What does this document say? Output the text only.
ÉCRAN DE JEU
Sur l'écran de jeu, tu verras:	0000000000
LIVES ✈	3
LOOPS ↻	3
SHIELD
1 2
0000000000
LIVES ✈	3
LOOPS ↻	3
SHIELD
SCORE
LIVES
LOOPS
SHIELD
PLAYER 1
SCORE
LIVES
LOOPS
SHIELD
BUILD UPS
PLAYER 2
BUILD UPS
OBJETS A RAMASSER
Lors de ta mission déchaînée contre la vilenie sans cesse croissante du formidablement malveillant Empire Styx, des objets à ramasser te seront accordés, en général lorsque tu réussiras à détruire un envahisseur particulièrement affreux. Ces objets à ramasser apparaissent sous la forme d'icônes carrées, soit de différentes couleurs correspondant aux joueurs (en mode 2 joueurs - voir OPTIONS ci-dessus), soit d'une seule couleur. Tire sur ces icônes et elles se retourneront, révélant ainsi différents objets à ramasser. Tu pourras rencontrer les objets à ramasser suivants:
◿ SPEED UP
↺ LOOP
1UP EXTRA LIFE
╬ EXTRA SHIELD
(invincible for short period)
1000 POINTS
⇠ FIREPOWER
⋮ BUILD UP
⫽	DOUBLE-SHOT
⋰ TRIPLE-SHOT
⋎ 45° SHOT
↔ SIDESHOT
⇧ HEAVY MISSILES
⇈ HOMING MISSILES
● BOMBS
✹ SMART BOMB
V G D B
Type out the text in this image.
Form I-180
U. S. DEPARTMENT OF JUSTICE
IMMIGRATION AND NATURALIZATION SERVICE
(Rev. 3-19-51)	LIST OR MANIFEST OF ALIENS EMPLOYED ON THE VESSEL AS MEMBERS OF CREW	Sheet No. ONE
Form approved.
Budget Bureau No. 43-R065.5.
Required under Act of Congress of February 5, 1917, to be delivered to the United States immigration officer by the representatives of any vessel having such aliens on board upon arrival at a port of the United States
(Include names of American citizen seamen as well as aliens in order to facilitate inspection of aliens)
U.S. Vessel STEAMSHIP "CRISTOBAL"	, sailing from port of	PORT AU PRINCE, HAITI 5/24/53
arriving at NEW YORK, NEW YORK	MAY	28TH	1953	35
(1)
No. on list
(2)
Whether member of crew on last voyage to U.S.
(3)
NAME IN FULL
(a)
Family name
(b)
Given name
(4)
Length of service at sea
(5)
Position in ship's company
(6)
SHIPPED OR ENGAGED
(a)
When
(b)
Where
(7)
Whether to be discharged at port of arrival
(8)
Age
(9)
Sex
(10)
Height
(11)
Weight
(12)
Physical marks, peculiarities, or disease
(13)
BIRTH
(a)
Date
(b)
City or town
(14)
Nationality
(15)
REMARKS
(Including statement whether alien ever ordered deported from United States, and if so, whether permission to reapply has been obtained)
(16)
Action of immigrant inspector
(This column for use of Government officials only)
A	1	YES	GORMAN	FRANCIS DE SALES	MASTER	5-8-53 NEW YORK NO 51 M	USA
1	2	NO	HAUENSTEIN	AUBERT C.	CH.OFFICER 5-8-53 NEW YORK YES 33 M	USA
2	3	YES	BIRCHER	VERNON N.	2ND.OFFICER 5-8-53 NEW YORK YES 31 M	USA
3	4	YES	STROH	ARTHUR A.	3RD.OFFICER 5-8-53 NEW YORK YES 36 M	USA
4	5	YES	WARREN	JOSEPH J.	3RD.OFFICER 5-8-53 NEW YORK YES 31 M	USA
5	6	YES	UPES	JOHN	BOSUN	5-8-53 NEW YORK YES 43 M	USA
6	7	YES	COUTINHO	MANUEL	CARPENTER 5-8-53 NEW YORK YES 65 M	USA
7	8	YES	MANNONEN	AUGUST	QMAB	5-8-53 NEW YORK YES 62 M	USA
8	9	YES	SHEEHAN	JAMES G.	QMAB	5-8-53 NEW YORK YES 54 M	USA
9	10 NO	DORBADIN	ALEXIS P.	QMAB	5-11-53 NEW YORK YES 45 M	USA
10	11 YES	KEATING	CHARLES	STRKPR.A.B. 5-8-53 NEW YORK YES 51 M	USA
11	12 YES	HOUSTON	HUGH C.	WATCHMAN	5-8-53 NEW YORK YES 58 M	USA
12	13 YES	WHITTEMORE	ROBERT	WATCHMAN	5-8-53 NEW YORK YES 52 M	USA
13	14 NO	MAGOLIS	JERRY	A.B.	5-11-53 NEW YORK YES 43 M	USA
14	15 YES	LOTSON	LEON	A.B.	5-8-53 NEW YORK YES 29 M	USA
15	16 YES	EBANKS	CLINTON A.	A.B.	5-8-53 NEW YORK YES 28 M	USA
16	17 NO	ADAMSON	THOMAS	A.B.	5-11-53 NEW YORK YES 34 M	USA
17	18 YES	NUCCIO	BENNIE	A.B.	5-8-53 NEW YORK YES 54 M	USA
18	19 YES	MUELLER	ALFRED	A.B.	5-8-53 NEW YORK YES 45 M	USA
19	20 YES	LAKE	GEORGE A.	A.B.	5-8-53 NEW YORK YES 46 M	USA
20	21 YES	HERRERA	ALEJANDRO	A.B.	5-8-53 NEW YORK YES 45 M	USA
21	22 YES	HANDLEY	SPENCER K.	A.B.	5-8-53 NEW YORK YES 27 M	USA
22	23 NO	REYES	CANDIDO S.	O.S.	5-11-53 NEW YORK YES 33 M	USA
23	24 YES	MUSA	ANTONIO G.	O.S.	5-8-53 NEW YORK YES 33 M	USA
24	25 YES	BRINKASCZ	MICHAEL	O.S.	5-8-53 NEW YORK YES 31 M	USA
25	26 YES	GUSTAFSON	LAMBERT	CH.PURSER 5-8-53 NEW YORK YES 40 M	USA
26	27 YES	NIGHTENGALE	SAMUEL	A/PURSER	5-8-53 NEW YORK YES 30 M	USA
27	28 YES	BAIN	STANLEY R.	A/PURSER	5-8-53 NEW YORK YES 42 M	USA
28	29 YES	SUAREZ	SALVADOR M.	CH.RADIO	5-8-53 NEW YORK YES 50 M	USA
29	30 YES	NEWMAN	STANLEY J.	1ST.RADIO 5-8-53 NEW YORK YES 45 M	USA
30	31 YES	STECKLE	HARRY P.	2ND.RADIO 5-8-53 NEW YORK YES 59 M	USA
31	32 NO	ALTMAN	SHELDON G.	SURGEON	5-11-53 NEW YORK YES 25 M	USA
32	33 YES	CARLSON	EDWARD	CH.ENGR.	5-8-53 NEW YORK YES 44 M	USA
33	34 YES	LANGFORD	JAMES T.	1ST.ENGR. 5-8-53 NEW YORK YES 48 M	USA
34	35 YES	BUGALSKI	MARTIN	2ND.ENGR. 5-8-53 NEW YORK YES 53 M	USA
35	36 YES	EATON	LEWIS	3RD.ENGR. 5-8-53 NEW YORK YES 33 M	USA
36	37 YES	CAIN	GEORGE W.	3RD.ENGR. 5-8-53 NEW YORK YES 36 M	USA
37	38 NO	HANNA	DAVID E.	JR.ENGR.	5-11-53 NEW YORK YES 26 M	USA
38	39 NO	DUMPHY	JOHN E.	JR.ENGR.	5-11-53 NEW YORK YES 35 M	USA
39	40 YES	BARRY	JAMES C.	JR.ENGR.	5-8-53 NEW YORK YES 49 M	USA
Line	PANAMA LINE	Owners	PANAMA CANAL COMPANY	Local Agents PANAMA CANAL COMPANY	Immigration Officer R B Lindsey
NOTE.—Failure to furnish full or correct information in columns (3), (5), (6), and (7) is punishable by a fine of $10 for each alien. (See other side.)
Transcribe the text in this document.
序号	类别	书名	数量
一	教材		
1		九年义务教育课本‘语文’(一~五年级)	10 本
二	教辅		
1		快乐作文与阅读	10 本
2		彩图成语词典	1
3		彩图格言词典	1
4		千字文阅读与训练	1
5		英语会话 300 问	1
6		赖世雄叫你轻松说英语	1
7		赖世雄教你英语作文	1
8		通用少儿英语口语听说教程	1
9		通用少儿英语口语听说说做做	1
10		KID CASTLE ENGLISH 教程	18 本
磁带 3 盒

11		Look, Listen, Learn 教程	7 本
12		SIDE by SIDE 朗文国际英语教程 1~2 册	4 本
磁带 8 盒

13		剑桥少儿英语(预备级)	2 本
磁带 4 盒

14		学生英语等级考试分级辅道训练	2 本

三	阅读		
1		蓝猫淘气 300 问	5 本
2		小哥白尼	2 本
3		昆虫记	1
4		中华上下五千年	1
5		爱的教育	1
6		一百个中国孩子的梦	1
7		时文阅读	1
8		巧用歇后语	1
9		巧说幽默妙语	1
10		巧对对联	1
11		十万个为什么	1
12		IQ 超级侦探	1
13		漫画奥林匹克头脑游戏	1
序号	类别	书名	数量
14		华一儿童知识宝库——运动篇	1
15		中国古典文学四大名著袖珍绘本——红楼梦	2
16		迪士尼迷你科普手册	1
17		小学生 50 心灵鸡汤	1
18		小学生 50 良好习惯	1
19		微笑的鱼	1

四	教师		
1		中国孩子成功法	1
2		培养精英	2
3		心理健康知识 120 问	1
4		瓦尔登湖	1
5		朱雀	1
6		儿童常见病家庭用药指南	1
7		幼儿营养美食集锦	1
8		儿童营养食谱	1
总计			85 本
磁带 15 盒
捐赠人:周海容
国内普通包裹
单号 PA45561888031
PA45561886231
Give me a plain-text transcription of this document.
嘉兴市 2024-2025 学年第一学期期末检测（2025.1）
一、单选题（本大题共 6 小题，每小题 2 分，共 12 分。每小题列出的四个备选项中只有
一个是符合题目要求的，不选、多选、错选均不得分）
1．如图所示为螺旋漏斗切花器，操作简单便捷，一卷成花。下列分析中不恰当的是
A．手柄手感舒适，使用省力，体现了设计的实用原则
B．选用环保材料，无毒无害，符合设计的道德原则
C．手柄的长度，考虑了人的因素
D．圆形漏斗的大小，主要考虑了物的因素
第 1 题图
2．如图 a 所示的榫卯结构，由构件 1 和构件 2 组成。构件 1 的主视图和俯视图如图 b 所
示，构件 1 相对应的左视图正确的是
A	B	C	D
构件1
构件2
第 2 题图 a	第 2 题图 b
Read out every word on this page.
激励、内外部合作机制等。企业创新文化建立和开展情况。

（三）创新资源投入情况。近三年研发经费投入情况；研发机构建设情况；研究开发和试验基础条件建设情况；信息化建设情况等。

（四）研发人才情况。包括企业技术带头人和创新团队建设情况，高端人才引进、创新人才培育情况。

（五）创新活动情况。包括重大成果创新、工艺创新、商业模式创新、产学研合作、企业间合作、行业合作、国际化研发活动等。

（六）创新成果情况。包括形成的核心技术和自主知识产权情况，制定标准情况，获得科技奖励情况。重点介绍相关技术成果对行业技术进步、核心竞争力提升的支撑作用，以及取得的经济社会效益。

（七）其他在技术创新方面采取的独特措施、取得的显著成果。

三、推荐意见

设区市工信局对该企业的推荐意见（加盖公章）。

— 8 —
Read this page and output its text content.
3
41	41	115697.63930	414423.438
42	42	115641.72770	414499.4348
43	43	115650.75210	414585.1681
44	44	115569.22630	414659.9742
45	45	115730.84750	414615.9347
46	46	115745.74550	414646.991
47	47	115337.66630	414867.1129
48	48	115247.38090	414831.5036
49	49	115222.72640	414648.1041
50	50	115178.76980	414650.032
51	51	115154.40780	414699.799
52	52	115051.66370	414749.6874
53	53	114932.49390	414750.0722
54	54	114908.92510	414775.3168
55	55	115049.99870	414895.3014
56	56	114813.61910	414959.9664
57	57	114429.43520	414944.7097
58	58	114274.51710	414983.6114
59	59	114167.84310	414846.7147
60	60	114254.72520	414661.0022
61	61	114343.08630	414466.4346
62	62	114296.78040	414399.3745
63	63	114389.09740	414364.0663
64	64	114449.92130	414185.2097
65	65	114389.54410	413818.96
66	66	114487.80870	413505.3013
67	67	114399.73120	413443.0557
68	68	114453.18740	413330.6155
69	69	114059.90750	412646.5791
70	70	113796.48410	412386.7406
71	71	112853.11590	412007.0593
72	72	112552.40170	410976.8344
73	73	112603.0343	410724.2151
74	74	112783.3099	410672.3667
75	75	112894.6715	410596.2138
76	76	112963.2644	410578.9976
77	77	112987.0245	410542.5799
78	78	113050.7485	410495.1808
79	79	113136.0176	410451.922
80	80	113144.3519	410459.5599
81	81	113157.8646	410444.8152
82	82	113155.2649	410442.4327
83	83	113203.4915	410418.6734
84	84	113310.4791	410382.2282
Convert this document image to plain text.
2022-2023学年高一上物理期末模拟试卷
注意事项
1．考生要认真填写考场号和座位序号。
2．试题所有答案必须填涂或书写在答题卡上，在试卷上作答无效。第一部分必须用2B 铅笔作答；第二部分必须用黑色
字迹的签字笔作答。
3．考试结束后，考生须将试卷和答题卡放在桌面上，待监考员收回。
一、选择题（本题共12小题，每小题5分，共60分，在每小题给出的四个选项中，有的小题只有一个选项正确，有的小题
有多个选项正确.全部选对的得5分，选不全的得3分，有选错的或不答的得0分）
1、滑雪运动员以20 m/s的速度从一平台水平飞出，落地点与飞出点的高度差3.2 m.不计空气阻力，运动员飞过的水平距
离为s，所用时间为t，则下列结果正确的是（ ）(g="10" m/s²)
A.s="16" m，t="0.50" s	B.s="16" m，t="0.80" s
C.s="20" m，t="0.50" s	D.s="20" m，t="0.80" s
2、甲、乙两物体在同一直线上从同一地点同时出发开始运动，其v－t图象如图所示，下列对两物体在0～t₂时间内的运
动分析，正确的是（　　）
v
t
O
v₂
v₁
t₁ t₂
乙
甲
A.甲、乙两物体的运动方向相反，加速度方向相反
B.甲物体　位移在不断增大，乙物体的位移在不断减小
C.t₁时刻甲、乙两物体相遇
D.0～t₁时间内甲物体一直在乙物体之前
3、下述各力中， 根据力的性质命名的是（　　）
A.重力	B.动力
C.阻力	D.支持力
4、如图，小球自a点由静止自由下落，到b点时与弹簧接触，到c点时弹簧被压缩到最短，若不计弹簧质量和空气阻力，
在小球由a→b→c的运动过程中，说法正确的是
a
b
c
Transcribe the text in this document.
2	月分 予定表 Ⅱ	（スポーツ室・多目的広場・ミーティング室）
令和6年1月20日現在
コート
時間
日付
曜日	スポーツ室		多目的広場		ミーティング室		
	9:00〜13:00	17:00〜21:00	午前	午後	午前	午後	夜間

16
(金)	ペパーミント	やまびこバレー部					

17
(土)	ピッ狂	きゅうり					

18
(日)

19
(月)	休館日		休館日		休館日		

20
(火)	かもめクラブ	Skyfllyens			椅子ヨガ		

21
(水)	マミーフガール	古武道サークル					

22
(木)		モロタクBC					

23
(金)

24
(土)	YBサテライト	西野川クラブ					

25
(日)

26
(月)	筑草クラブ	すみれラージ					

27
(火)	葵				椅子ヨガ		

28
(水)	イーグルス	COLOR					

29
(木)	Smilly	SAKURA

==========

**What the task asks:** In the lines above, locate the string "スポーツ室". Copy every line where it occurs.

**The result:**
2	月分 予定表 Ⅱ	（スポーツ室・多目的広場・ミーティング室）
曜日	スポーツ室		多目的広場		ミーティング室		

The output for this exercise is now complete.